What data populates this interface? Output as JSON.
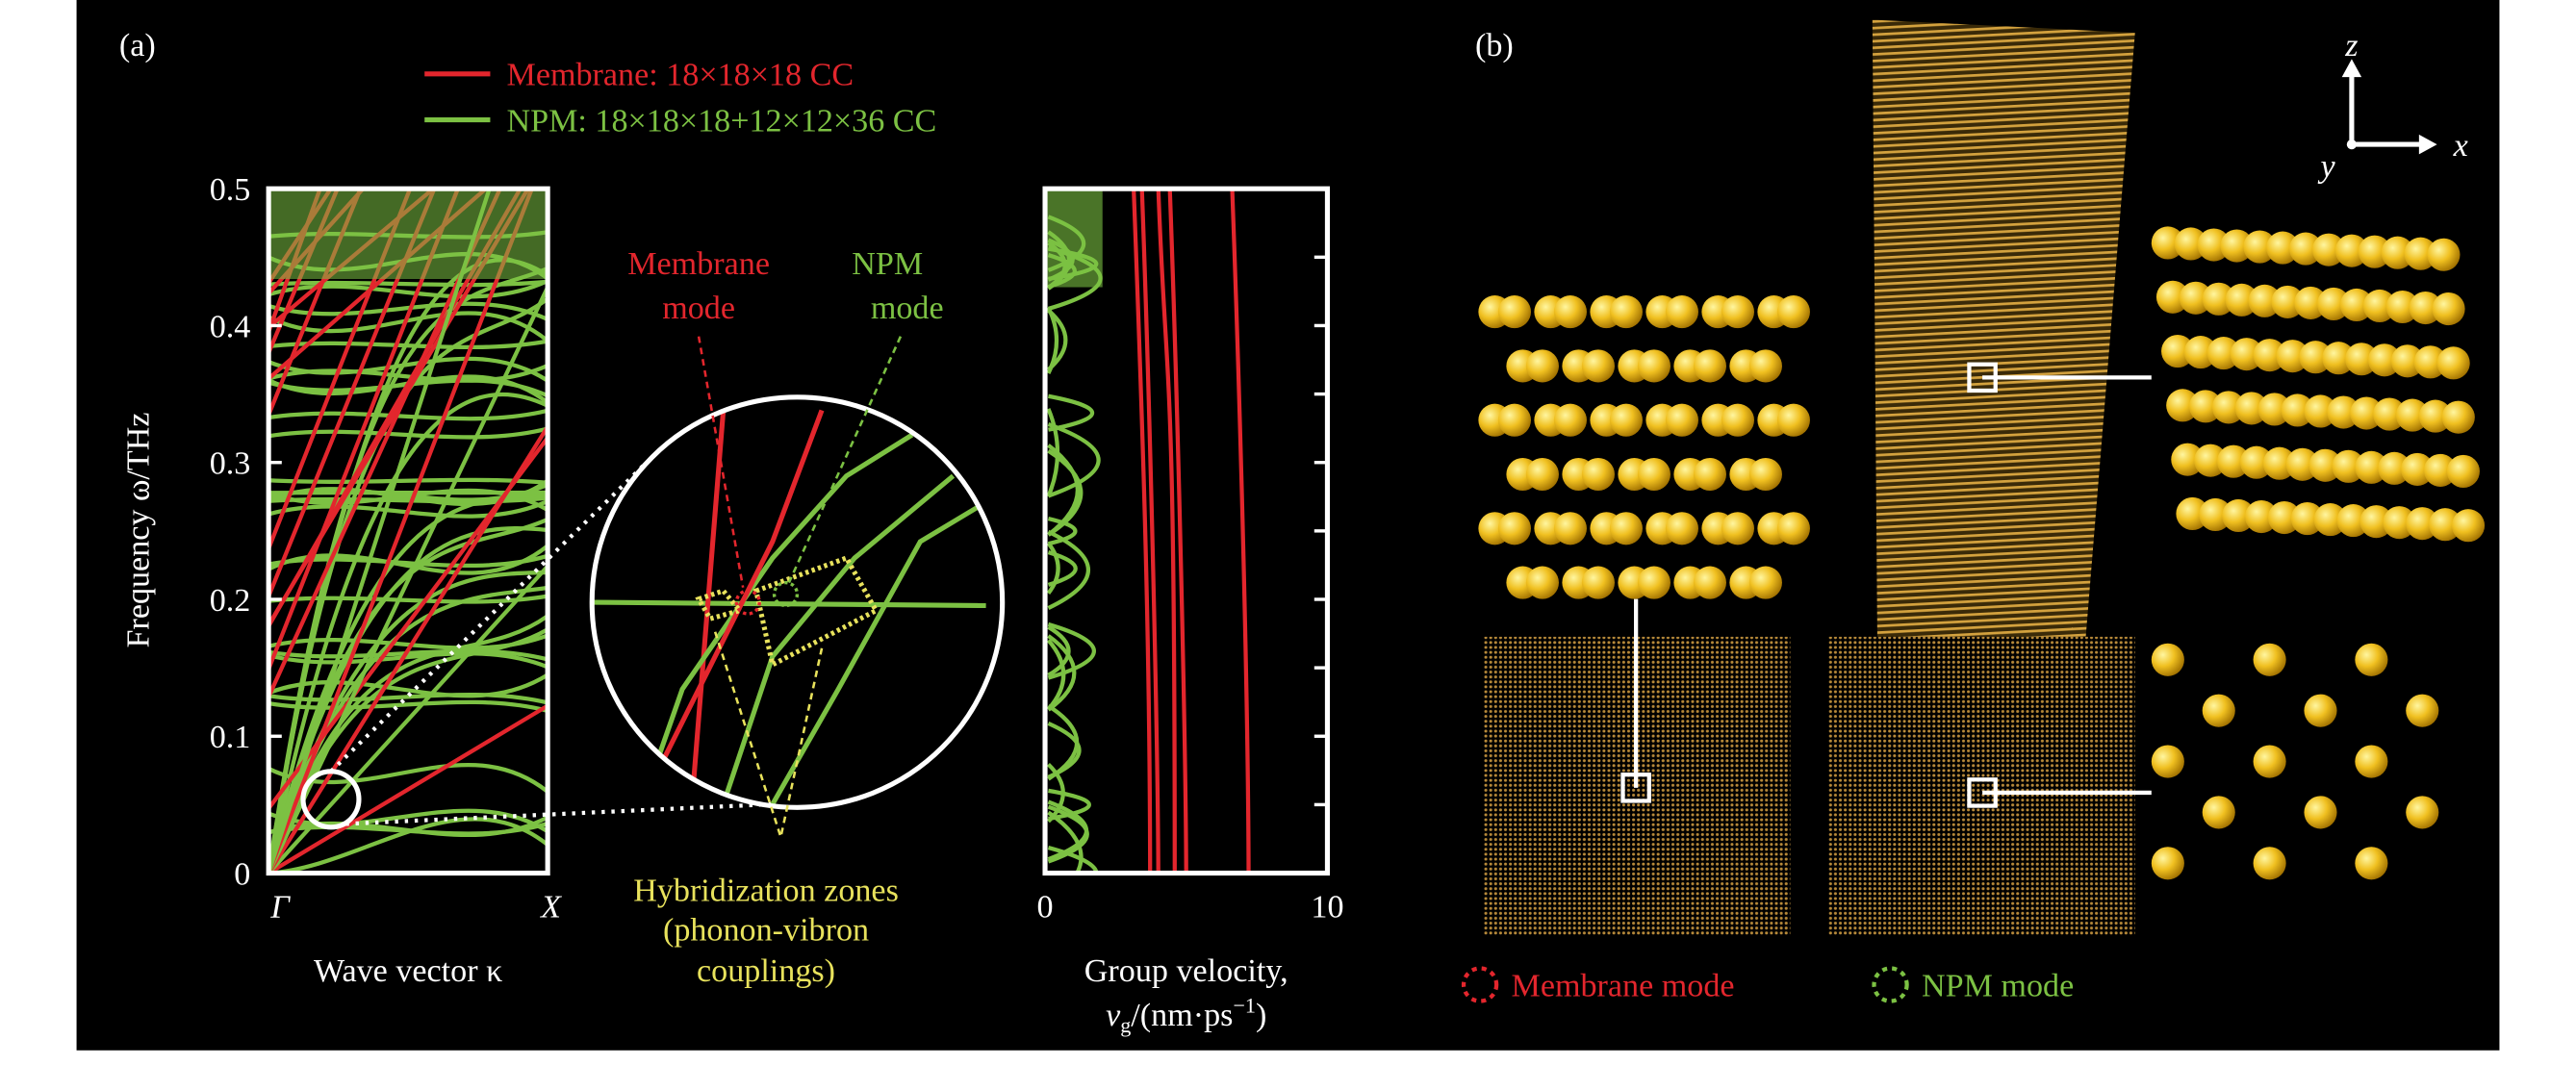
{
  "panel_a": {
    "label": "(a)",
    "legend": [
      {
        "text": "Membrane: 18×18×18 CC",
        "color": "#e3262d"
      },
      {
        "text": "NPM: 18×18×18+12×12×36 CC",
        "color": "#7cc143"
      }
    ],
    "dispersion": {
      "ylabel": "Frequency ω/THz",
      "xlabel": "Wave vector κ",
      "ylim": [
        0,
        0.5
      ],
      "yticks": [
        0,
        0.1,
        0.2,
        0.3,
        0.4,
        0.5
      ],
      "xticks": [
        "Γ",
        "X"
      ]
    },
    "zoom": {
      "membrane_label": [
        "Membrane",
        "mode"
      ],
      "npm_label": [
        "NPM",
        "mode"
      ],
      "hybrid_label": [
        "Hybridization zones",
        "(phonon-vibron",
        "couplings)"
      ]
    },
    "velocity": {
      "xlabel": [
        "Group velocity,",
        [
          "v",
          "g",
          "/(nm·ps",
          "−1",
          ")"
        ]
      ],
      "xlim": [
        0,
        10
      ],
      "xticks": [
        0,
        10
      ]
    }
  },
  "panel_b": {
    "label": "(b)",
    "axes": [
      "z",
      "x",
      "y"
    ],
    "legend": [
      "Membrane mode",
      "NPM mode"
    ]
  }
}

_ _ _

:: Exercise instructions ::
Look through the material above and pick out each line holding the word "text".

:: Solved problem ::
        "text": "Membrane: 18×18×18 CC",
        "text": "NPM: 18×18×18+12×12×36 CC",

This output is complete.